*PROVIDED PASSAGE:*

━━━━━━━━

The case law tells us, in no uncertain terms, that the duty imposed by law on all citizens to testify can reach even those protected by the speech and debate clause. In 1972 the Supreme Court held that the clause does not “immunize a Senator or aide from testifying at trials or grand jury proceedings involving third-party crimes where the questions do not require testimony about or impugn a legislative act.”
For starters, special counsel Smith’s questions about what Trump said in the White House to Pence and others before and even during the Jan. 6 special session wouldn’t be seeking testimony about how anyone acted in a legislative capacity.
Even if Smith were to question Pence about his responses to Trump’s demands that he use his role as presiding officer of the joint session of Congress to steal the election, Pence himself has all but conceded that there was no formal “legislative act” in that role. That morning, he wrote Congress a letter stating unequivocally that his role was “ministerial” and “largely ceremonial” and that the actual “role of Congress is very different” from what his job as presiding officer was.

━━━━━━━━

*SUPPLIED INFORMATION:*

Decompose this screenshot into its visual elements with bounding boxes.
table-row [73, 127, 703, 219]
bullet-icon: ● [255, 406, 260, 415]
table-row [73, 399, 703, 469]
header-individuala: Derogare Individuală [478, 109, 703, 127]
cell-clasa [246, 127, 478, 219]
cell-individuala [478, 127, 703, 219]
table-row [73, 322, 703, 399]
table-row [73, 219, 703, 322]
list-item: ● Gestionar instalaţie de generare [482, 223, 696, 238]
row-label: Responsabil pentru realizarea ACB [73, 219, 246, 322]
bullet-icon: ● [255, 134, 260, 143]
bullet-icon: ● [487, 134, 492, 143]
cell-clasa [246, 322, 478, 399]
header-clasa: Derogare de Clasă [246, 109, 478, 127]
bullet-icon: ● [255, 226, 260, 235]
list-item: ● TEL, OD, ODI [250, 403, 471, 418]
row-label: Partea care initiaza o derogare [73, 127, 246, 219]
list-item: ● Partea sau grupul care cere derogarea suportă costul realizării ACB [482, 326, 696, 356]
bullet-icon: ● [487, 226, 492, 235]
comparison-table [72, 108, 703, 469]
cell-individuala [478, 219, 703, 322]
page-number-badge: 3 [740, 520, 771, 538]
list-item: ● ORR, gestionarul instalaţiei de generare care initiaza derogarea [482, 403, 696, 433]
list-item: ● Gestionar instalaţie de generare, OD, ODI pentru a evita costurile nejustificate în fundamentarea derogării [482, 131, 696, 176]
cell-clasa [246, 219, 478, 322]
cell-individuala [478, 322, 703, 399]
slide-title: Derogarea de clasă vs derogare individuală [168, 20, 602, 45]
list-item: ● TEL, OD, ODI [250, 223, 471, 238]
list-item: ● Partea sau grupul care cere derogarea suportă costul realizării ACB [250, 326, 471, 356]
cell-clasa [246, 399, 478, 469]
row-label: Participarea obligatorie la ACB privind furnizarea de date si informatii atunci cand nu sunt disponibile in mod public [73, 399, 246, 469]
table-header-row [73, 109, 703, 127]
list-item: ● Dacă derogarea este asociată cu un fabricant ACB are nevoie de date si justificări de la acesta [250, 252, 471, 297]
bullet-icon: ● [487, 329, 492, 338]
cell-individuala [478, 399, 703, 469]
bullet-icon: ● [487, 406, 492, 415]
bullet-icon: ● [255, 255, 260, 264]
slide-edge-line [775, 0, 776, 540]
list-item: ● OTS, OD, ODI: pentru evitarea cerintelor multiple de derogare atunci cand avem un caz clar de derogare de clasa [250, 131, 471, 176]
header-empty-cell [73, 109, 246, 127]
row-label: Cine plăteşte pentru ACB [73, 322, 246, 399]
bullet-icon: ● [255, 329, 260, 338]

━━━━━━━━

*EXERCISE OBJECTIVE:*
Using the text on the speech and debate clause, answer the following:
(a) In what year did the Supreme Court hold that the clause does not immunize a Senator or aide from testifying?
(b) Who is asking the questions about what Trump said in the White House to Pence and others?
(c) How did Pence's letter to Congress describe his role as presiding officer?

*THE ANSWER:*
(a) 1972
(b) Special counsel Smith
(c) As "ministerial" and "largely ceremonial"